### Zadanie pisemne 1
Wypisz wszystkie zawody, które fragment o książce „Reakcja” podaje w nawiasie jako prace dostępne dla kobiet w sferze publicznej.

### Udostępniony fragment

■ ■ ■ ■ ■

Literatura

Re:akcja. „Reakcja” Susan Faludi

Niewypowiedziana wojna przeciw kobietom ma urok sekretarki lat pięćdziesiątych. Jej umysł jest rzutki, aparycja nienaganna a organizacja pracy działa sprawnie niczym w dobrze nakręconej maszynie. Nad sobą ma jedynie szklany sufit, od którego prawdopodobnie odbije się pragnąc awansu.

Wizja kobiet związanych pracami domowymi lub tymi, do których dopuszczane są w sferze publicznej (pielęgniarki, fryzjerki, nauczycielki, opiekunki) to świat „reakcji”. Tak wyglądał nowy ład, który za każdym razem przychodził w odpowiedzi na „akcję”  próbę równouprawnienia płci. Kontrrewolucja, której celem było przywrócenie i podtrzymanie tradycyjnego podziału ról społecznych, pojawiła się zarówno po pierwszej fali feminizmu (w latach pięćdziesiątych), jak i po drugiej – po roku osiemdziesiątym piątym. Polaryzacja ról płciowych za każdym razem służyła jako czynnik przywrócenia ładu społecznego. Zwłaszcza po traumie wojny hasła drugiej – kulturowej  fali feminizmu zostały zinterpretowane jako zagrażające status quo i skojarzone z postulatami radykalnymi. Tak rozumiana „reakcja” stała się główną tematyką książki Susan Faludi.

 

„Reakcja” ma jeszcze jedno ważne znaczenie. Polski tytuł stanowi interpretację angielskiego Backlash, co oznacza odrzut broni po wystrzale pocisku. Należy przez to rozumieć, że opór jaki pojawił się po dekadzie feminizmu działał na zasadzie nieuchronnego mechanizmu. Nowy Tradycjonalizm uderzył w emancypację równie bezwładnie jak broń, która podczas wystrzału wymyka się z uścisku. W konsekwencji wolnościowe hasła feminizmu wymierzone w patriarchalny ład społeczny rykoszetem trafiły w kobiety lewicy.

■ ■ ■ ■ ■

### Wpisy pochodzące ze zbioru
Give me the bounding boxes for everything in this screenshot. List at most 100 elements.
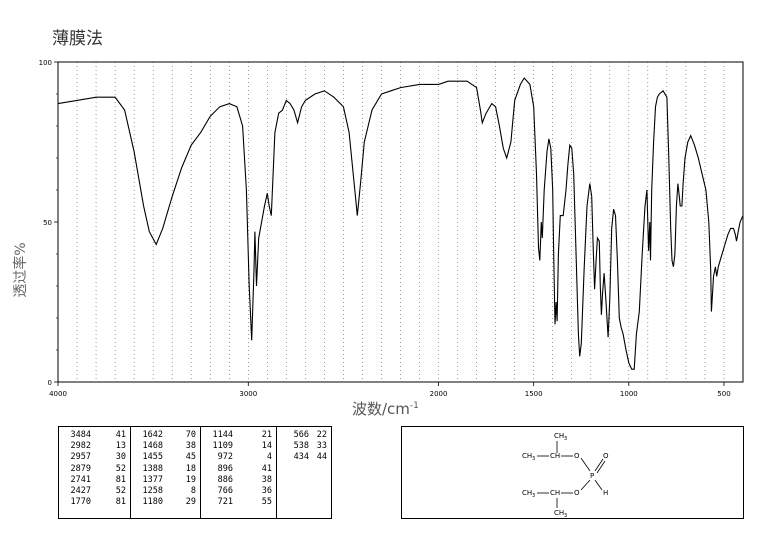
peak-table-row: 766 36 bbox=[205, 486, 272, 497]
peak-table-row: 1455 45 bbox=[135, 452, 196, 463]
structure-atom-sub: 3 bbox=[532, 456, 535, 462]
peak-transmittance: 14 bbox=[261, 441, 272, 452]
peak-transmittance: 33 bbox=[316, 441, 327, 452]
x-tick-label: 500 bbox=[717, 390, 730, 398]
peak-table-row: 1258 8 bbox=[135, 486, 196, 497]
y-tick-label: 0 bbox=[48, 379, 52, 387]
structure-atom: CH bbox=[554, 509, 564, 517]
peak-wavenumber: 2741 bbox=[70, 474, 91, 485]
peak-table-row: 2427 52 bbox=[63, 486, 126, 497]
peak-table-row: 1388 18 bbox=[135, 464, 196, 475]
peak-table-row: 1468 38 bbox=[135, 441, 196, 452]
peak-table-row: 972 4 bbox=[205, 452, 272, 463]
peak-wavenumber: 1258 bbox=[142, 485, 163, 496]
x-axis-label: 波数/cm-1 bbox=[352, 398, 419, 419]
peak-transmittance: 41 bbox=[261, 463, 272, 474]
structure-atom: P bbox=[590, 472, 594, 480]
structure-atom: CH bbox=[550, 489, 560, 497]
peak-transmittance: 52 bbox=[115, 463, 126, 474]
peak-table: 3484 41 2982 13 2957 30 2879 52 2741 81 2427 52 1770… bbox=[58, 426, 332, 519]
peak-transmittance: 13 bbox=[115, 441, 126, 452]
x-tick-label: 1000 bbox=[620, 390, 638, 398]
peak-wavenumber: 896 bbox=[217, 463, 233, 474]
peak-transmittance: 81 bbox=[115, 497, 126, 508]
peak-wavenumber: 886 bbox=[217, 474, 233, 485]
x-tick-label: 3000 bbox=[239, 390, 257, 398]
y-axis-label-part: 率 bbox=[13, 255, 29, 270]
x-tick-label: 4000 bbox=[49, 390, 67, 398]
peak-wavenumber: 1144 bbox=[212, 430, 233, 440]
structure-atom: CH bbox=[554, 432, 564, 440]
peak-wavenumber: 2879 bbox=[70, 463, 91, 474]
peak-transmittance: 52 bbox=[115, 485, 126, 496]
peak-wavenumber: 538 bbox=[293, 441, 309, 452]
peak-table-column: 1642 70 1468 38 1455 45 1388 18 1377 19 1258 8 1180 2… bbox=[131, 427, 201, 518]
peak-table-column: 3484 41 2982 13 2957 30 2879 52 2741 81 2427 52 1770… bbox=[59, 427, 131, 518]
peak-wavenumber: 1642 bbox=[142, 430, 163, 440]
peak-table-row: 2879 52 bbox=[63, 464, 126, 475]
y-axis-label: 透过率% bbox=[10, 242, 30, 297]
peak-table-row: 1180 29 bbox=[135, 497, 196, 508]
y-tick-label: 50 bbox=[43, 219, 52, 227]
peak-transmittance: 19 bbox=[185, 474, 196, 485]
structure-atom-sub: 3 bbox=[564, 513, 567, 518]
peak-wavenumber: 1180 bbox=[142, 497, 163, 508]
peak-transmittance: 21 bbox=[261, 430, 272, 440]
peak-wavenumber: 1770 bbox=[70, 497, 91, 508]
peak-wavenumber: 1388 bbox=[142, 463, 163, 474]
x-tick-label: 1500 bbox=[525, 390, 543, 398]
structure-atom-sub: 3 bbox=[564, 436, 567, 442]
chemical-structure: CH 3 CH 3 CH O P O H CH 3 CH O CH 3 bbox=[522, 432, 609, 519]
x-axis-label-exponent: -1 bbox=[409, 401, 419, 411]
peak-transmittance: 44 bbox=[316, 452, 327, 463]
peak-transmittance: 41 bbox=[115, 430, 126, 440]
structure-atom: CH bbox=[522, 452, 532, 460]
peak-wavenumber: 972 bbox=[217, 452, 233, 463]
y-tick-label: 100 bbox=[39, 59, 52, 67]
peak-transmittance: 30 bbox=[115, 452, 126, 463]
peak-wavenumber: 1109 bbox=[212, 441, 233, 452]
peak-table-row: 2957 30 bbox=[63, 452, 126, 463]
grid-lines bbox=[76, 62, 725, 382]
peak-table-row: 2982 13 bbox=[63, 441, 126, 452]
peak-wavenumber: 2427 bbox=[70, 485, 91, 496]
peak-transmittance: 70 bbox=[185, 430, 196, 440]
peak-wavenumber: 3484 bbox=[70, 430, 91, 440]
structure-box: CH 3 CH 3 CH O P O H CH 3 CH O CH 3 bbox=[401, 426, 744, 519]
x-tick-label: 2000 bbox=[430, 390, 448, 398]
peak-transmittance: 18 bbox=[185, 463, 196, 474]
peak-wavenumber: 721 bbox=[217, 497, 233, 508]
peak-table-row: 538 33 bbox=[281, 441, 327, 452]
peak-wavenumber: 1468 bbox=[142, 441, 163, 452]
structure-atom: CH bbox=[550, 452, 560, 460]
series-line-transmittance bbox=[57, 77, 744, 370]
y-axis-label-part: % bbox=[13, 242, 29, 256]
peak-table-row: 2741 81 bbox=[63, 475, 126, 486]
peak-table-row: 886 38 bbox=[205, 475, 272, 486]
peak-table-row: 3484 41 bbox=[63, 430, 126, 441]
peak-table-row: 896 41 bbox=[205, 464, 272, 475]
y-axis-label-part: 透 bbox=[13, 283, 29, 298]
peak-wavenumber: 434 bbox=[293, 452, 309, 463]
peak-transmittance: 8 bbox=[190, 485, 196, 496]
peak-transmittance: 4 bbox=[266, 452, 272, 463]
peak-transmittance: 38 bbox=[185, 441, 196, 452]
peak-wavenumber: 1377 bbox=[142, 474, 163, 485]
y-axis-label-part: 过 bbox=[13, 269, 29, 284]
peak-wavenumber: 1455 bbox=[142, 452, 163, 463]
peak-wavenumber: 2957 bbox=[70, 452, 91, 463]
structure-atom: O bbox=[574, 489, 580, 497]
peak-table-row: 1109 14 bbox=[205, 441, 272, 452]
peak-transmittance: 45 bbox=[185, 452, 196, 463]
peak-transmittance: 22 bbox=[316, 430, 327, 440]
structure-atom-sub: 3 bbox=[532, 493, 535, 499]
peak-table-row: 434 44 bbox=[281, 452, 327, 463]
page-title: 薄膜法 bbox=[52, 29, 103, 49]
peak-transmittance: 36 bbox=[261, 485, 272, 496]
structure-atom: O bbox=[603, 452, 609, 460]
x-axis-label-text: 波数/cm bbox=[352, 400, 410, 418]
peak-table-row: 721 55 bbox=[205, 497, 272, 508]
peak-table-row: 1770 81 bbox=[63, 497, 126, 508]
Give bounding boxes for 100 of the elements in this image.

■ ■ ■ ■ ■

### Zadanie pisemne 2
Zduplikuj z wpisów wszystko od wiersza zawierającego „peak-table-row: 766 36” w dół do wiersza zawierającego „peak-table-row: 1388 18”, oba wiersze włącznie.

### Odpowiedź 1
pielęgniarki, fryzjerki, nauczycielki, opiekunki

### Odpowiedź 2
peak-table-row: 766 36 bbox=[205, 486, 272, 497]
peak-table-row: 1455 45 bbox=[135, 452, 196, 463]
structure-atom-sub: 3 bbox=[532, 456, 535, 462]
peak-transmittance: 14 bbox=[261, 441, 272, 452]
peak-transmittance: 33 bbox=[316, 441, 327, 452]
x-tick-label: 500 bbox=[717, 390, 730, 398]
peak-table-row: 1258 8 bbox=[135, 486, 196, 497]
y-tick-label: 0 bbox=[48, 379, 52, 387]
structure-atom: CH bbox=[554, 509, 564, 517]
peak-wavenumber: 2741 bbox=[70, 474, 91, 485]
peak-table-row: 2427 52 bbox=[63, 486, 126, 497]
peak-table-row: 1388 18 bbox=[135, 464, 196, 475]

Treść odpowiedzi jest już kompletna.